Find and return each line containing "тебя".

================

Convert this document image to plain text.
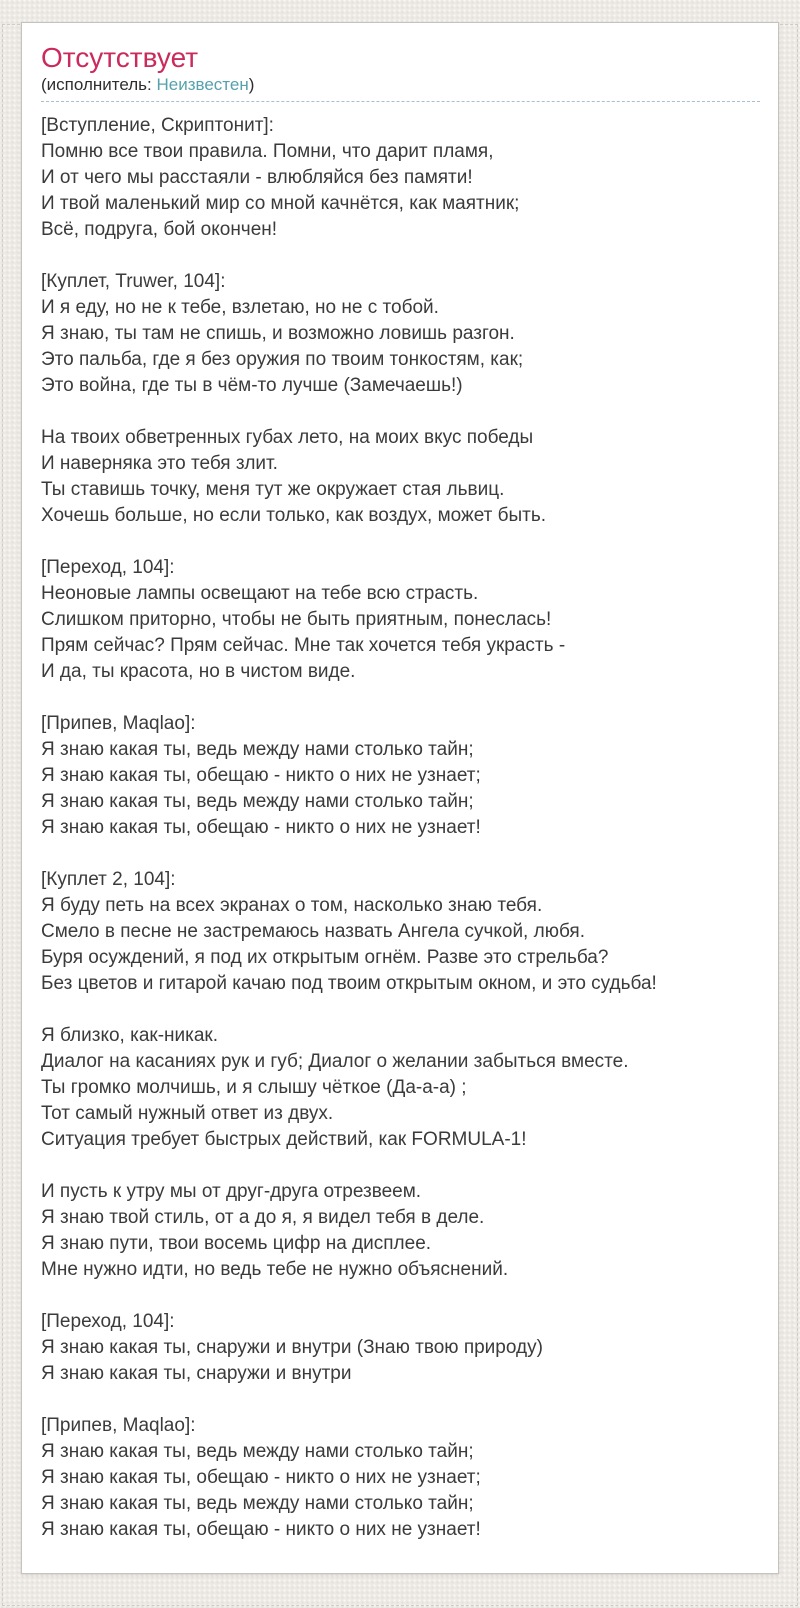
Отсутствует
(исполнитель: Неизвестен)
[Вступление, Скриптонит]:
Помню все твои правила. Помни, что дарит пламя,
И от чего мы расстаяли - влюбляйся без памяти!
И твой маленький мир со мной качнётся, как маятник;
Всё, подруга, бой окончен!
[Куплет, Truwer, 104]:
И я еду, но не к тебе, взлетаю, но не с тобой.
Я знаю, ты там не спишь, и возможно ловишь разгон.
Это пальба, где я без оружия по твоим тонкостям, как;
Это война, где ты в чём-то лучше (Замечаешь!)
На твоих обветренных губах лето, на моих вкус победы
И наверняка это тебя злит.
Ты ставишь точку, меня тут же окружает стая львиц.
Хочешь больше, но если только, как воздух, может быть.
[Переход, 104]:
Неоновые лампы освещают на тебе всю страсть.
Слишком приторно, чтобы не быть приятным, понеслась!
Прям сейчас? Прям сейчас. Мне так хочется тебя украсть -
И да, ты красота, но в чистом виде.
[Припев, Maqlao]:
Я знаю какая ты, ведь между нами столько тайн;
Я знаю какая ты, обещаю - никто о них не узнает;
Я знаю какая ты, ведь между нами столько тайн;
Я знаю какая ты, обещаю - никто о них не узнает!
[Куплет 2, 104]:
Я буду петь на всех экранах о том, насколько знаю тебя.
Смело в песне не застремаюсь назвать Ангела сучкой, любя.
Буря осуждений, я под их открытым огнём. Разве это стрельба?
Без цветов и гитарой качаю под твоим открытым окном, и это судьба!
Я близко, как-никак.
Диалог на касаниях рук и губ; Диалог о желании забыться вместе.
Ты громко молчишь, и я слышу чёткое (Да-а-а) ;
Тот самый нужный ответ из двух.
Ситуация требует быстрых действий, как FORMULA-1!
И пусть к утру мы от друг-друга отрезвеем.
Я знаю твой стиль, от а до я, я видел тебя в деле.
Я знаю пути, твои восемь цифр на дисплее.
Мне нужно идти, но ведь тебе не нужно объяснений.
[Переход, 104]:
Я знаю какая ты, снаружи и внутри (Знаю твою природу)
Я знаю какая ты, снаружи и внутри
[Припев, Maqlao]:
Я знаю какая ты, ведь между нами столько тайн;
Я знаю какая ты, обещаю - никто о них не узнает;
Я знаю какая ты, ведь между нами столько тайн;
Я знаю какая ты, обещаю - никто о них не узнает!
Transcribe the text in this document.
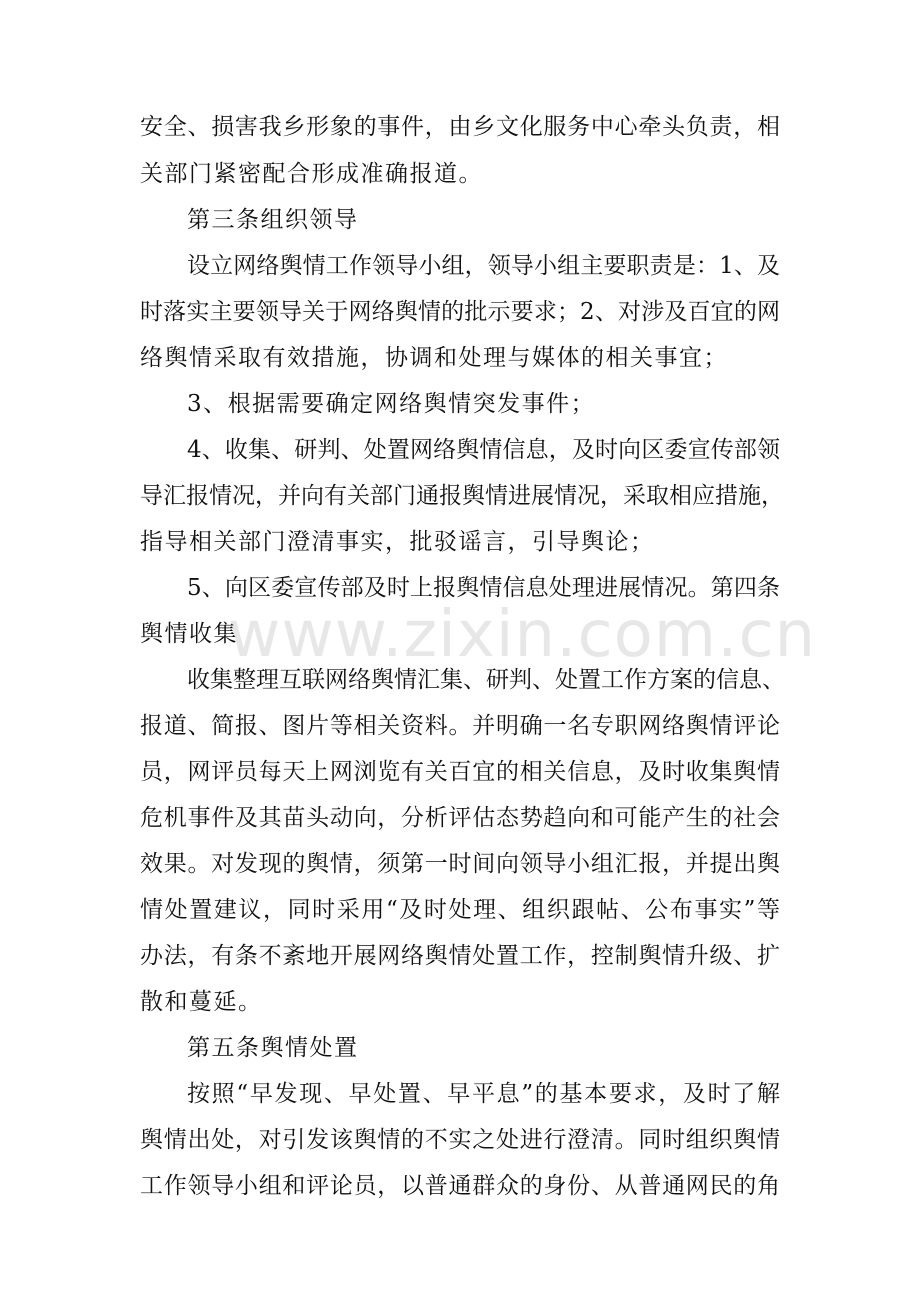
安全、损害我乡形象的事件，由乡文化服务中心牵头负责，相
关部门紧密配合形成准确报道。
第三条组织领导
设立网络舆情工作领导小组，领导小组主要职责是：1、及
时落实主要领导关于网络舆情的批示要求；2、对涉及百宜的网
络舆情采取有效措施，协调和处理与媒体的相关事宜；
3、根据需要确定网络舆情突发事件；
4、收集、研判、处置网络舆情信息，及时向区委宣传部领
导汇报情况，并向有关部门通报舆情进展情况，采取相应措施，
指导相关部门澄清事实，批驳谣言，引导舆论；
5、向区委宣传部及时上报舆情信息处理进展情况。第四条
舆情收集
收集整理互联网络舆情汇集、研判、处置工作方案的信息、
报道、简报、图片等相关资料。并明确一名专职网络舆情评论
员，网评员每天上网浏览有关百宜的相关信息，及时收集舆情
危机事件及其苗头动向，分析评估态势趋向和可能产生的社会
效果。对发现的舆情，须第一时间向领导小组汇报，并提出舆
情处置建议，同时采用“及时处理、组织跟帖、公布事实”等
办法，有条不紊地开展网络舆情处置工作，控制舆情升级、扩
散和蔓延。
第五条舆情处置
按照“早发现、早处置、早平息”的基本要求，及时了解
舆情出处，对引发该舆情的不实之处进行澄清。同时组织舆情
工作领导小组和评论员，以普通群众的身份、从普通网民的角
www.zixin.com.cn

================

§ Expected answer:
И наверняка это тебя злит.
Прям сейчас? Прям сейчас. Мне так хочется тебя украсть -
Я буду петь на всех экранах о том, насколько знаю тебя.
Я знаю твой стиль, от а до я, я видел тебя в деле.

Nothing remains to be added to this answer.